▶ _Given passage_
Distributes tasks and tracks task status. The TaskTracker is abbreviated as tracker.

Console

Interacts with users, receives command input, and displays command output. The console supports system management commands including deploy, start, and stop, and job management commands including submit, retry, and clean.

Job

Specifies the data migration jobs submitted by users. One job corresponds to one job.cfg configuration file.

Task

Migrates a portion of files. A job can be divided into multiple tasks by data size and number of files. The minimal unit for dividing a job into tasks is a file. One file is not assigned to multiple tasks.

In distributed deployment, you can start multiple devices and run only one worker on each device to migrate data. Tasks are evenly assigned to workers, and a worker runs multiple tasks.

The following content shows the file structure in distributed mode:

ossimport
├── bin
│ ├── console.jar     # The JAR package for the console module.

▶ _Source material_
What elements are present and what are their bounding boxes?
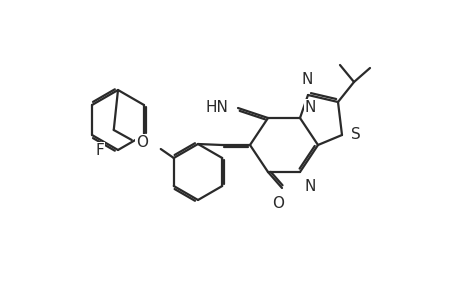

▶ _Your instructions_
Answer these from the passage on ossimport distributed mode:
1. Which configuration file does one job correspond to?
2. What is the smallest unit used when dividing a job into tasks?
3. In distributed deployment, how many workers run on each device?

▶ _Correct response_
1. One job.cfg configuration file.
2. A file.
3. Only one.